▶ **Task inputs**
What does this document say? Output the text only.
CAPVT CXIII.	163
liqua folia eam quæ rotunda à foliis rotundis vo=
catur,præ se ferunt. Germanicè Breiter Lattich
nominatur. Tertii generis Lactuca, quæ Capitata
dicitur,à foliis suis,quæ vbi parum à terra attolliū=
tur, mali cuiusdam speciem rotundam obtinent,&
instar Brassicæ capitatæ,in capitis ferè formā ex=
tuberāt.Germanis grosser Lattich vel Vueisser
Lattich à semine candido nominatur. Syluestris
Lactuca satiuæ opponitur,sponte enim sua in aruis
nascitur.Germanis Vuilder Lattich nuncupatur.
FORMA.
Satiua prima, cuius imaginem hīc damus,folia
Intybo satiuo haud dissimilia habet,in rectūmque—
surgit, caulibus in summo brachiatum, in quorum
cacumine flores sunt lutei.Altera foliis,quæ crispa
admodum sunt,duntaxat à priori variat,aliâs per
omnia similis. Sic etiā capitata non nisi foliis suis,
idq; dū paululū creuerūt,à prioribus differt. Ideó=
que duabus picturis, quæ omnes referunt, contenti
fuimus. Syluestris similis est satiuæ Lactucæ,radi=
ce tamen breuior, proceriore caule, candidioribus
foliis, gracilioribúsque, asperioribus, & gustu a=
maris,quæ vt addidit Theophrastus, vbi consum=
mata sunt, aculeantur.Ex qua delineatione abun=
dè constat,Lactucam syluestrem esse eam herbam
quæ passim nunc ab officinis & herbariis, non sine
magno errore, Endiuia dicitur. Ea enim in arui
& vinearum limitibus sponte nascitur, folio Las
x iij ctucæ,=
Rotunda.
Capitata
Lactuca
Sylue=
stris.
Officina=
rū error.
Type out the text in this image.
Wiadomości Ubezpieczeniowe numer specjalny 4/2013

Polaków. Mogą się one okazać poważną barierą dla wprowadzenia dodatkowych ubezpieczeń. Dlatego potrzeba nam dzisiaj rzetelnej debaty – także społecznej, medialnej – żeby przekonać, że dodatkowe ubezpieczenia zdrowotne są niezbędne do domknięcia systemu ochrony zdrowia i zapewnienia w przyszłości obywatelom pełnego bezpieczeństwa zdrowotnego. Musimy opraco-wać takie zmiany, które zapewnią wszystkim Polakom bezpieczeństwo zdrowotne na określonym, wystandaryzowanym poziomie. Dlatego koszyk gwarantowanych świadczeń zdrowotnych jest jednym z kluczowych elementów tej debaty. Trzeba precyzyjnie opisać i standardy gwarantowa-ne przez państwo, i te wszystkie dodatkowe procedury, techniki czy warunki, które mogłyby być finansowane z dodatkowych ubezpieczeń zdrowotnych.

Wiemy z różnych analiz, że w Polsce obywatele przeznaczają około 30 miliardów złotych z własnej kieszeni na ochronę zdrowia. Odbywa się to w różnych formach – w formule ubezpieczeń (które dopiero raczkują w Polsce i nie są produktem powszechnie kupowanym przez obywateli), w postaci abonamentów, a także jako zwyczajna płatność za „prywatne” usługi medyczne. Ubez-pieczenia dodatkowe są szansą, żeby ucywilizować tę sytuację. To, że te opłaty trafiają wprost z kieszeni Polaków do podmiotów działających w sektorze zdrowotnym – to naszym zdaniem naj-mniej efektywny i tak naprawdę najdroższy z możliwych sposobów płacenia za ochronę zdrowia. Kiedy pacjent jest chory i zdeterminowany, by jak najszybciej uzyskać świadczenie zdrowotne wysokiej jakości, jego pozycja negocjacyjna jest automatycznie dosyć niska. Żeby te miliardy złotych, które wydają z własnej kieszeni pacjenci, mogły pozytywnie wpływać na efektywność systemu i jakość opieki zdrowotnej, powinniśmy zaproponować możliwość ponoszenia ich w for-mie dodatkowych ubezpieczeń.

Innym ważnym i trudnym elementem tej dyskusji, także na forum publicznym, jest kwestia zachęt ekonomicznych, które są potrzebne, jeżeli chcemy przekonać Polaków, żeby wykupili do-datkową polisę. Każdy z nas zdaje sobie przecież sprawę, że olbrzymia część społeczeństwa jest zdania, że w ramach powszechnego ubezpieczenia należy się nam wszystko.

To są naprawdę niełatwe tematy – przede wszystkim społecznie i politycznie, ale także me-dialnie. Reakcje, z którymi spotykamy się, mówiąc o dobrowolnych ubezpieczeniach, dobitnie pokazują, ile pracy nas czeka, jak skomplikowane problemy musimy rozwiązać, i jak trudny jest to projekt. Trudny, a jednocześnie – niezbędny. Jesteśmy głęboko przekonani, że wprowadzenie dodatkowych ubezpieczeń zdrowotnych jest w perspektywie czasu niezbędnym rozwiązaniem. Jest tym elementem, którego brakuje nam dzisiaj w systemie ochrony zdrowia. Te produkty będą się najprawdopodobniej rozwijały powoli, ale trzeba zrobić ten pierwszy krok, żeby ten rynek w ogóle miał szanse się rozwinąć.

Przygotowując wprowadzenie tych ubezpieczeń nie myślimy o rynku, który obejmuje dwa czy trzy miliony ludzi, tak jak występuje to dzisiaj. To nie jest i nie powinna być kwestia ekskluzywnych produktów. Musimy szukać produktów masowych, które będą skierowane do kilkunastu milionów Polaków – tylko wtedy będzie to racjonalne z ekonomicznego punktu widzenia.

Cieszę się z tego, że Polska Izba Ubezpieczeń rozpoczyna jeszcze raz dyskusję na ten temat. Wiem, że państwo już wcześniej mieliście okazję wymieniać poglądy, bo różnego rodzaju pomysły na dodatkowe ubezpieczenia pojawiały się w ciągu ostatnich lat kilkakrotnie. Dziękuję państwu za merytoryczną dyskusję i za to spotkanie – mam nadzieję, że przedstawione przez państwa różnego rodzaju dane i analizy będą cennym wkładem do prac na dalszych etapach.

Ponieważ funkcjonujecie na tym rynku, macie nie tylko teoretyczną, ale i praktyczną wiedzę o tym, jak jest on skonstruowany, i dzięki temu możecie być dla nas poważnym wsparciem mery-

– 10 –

▶ **Stated goal**
Determine how many lines of the entries above carry the string "nominatur", and give that number alone.

▶ **Right answer**
2